[Stated goal] Each line that holds the word "JSON" counts once; give the total number of such lines and nothing else.

[Records for the task]
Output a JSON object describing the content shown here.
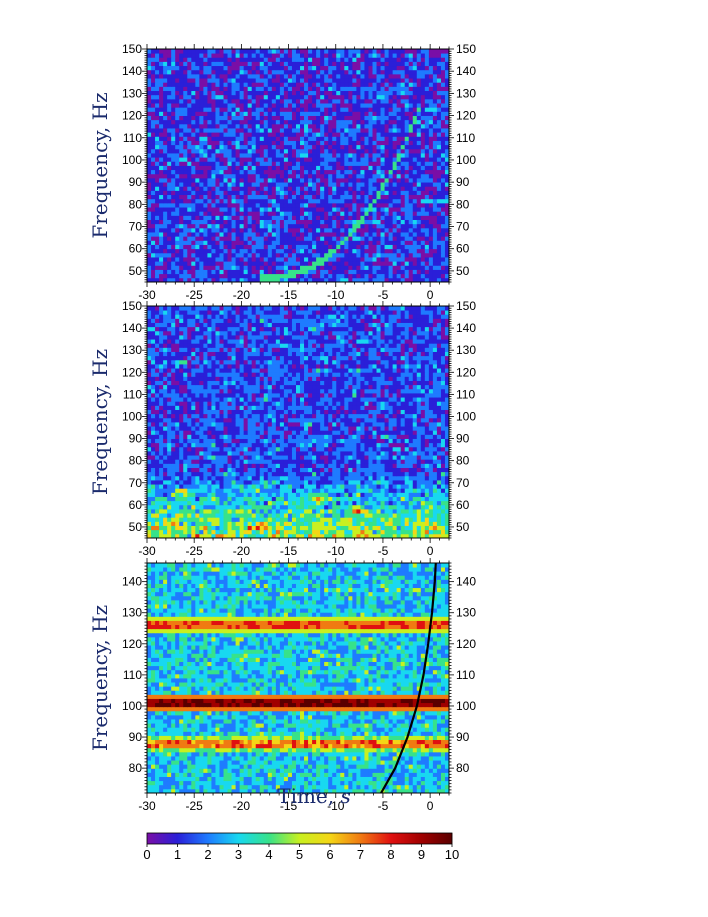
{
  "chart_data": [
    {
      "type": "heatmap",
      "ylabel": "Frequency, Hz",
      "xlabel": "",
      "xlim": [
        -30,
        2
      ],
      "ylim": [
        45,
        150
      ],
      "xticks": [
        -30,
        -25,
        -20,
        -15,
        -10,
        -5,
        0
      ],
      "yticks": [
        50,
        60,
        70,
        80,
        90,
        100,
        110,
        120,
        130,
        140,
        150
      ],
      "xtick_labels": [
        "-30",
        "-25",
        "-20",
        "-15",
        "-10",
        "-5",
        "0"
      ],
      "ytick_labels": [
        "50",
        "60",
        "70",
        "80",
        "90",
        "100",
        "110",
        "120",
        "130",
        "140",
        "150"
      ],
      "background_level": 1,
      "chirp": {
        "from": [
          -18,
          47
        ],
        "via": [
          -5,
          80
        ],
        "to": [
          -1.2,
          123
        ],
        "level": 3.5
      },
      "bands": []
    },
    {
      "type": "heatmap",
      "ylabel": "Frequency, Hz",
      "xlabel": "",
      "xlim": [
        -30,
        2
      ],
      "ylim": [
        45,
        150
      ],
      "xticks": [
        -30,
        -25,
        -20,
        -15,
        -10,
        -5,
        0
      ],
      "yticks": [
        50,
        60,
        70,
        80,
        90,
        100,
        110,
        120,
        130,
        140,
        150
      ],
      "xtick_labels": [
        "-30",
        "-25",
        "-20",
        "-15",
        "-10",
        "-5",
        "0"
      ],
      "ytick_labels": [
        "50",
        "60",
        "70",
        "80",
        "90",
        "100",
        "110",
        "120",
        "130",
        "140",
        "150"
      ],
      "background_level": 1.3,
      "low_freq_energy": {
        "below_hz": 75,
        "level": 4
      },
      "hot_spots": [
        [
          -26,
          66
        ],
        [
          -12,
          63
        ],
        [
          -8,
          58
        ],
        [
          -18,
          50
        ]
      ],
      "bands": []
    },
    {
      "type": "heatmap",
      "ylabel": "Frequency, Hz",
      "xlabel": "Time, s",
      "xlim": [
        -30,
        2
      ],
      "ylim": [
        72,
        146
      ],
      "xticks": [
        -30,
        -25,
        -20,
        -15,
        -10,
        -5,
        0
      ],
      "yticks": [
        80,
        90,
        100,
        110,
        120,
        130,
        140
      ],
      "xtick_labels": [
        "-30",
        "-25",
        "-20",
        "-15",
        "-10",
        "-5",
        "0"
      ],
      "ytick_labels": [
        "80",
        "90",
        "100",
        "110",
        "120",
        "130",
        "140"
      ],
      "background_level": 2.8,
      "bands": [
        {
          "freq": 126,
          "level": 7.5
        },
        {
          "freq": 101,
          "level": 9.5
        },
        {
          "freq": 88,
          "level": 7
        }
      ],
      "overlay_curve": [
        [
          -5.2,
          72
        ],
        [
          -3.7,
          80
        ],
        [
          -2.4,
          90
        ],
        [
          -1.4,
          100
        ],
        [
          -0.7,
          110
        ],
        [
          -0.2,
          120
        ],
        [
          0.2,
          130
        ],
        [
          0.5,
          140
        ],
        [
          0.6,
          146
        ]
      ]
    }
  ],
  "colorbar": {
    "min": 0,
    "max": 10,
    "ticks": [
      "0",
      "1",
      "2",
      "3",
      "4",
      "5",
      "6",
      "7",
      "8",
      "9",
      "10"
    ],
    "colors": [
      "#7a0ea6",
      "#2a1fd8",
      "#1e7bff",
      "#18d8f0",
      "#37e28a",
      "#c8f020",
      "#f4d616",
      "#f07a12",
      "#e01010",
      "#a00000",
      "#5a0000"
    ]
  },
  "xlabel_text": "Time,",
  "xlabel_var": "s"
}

--

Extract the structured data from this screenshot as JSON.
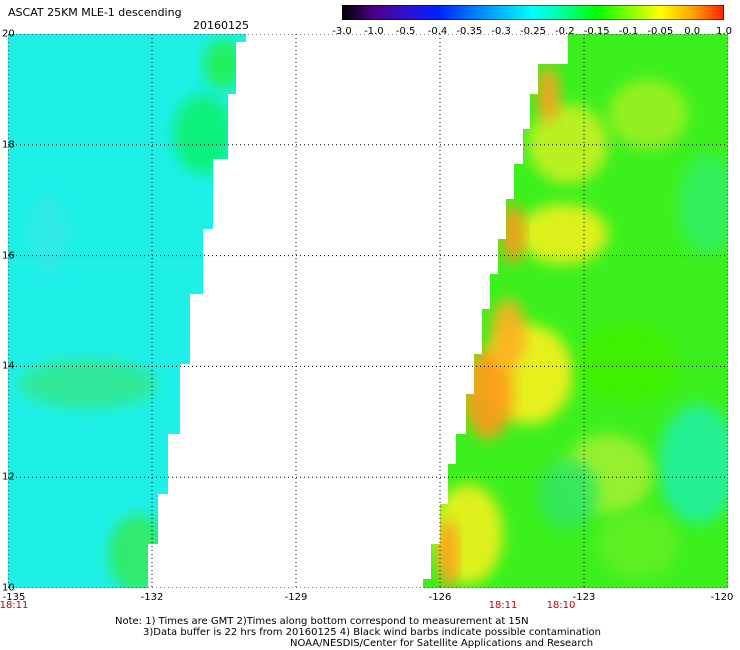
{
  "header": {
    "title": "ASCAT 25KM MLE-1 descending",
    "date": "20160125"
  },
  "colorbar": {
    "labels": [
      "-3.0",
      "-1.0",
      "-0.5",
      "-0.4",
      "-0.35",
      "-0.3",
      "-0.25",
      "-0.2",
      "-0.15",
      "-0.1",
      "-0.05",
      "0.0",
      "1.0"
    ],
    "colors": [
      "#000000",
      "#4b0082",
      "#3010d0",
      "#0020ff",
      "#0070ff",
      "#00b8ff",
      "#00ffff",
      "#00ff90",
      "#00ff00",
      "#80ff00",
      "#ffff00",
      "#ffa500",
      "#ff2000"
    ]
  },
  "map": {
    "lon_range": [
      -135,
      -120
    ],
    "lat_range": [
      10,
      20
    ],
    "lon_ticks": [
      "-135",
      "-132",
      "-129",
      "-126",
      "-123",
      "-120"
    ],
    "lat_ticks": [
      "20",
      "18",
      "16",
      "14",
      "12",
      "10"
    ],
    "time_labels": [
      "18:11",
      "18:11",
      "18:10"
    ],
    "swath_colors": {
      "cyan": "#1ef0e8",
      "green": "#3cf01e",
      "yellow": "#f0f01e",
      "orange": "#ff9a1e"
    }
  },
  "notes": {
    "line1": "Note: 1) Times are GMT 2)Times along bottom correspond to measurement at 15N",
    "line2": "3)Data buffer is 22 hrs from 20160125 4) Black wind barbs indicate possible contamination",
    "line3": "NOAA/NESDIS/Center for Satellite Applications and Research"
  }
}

[Answer to this problem] 2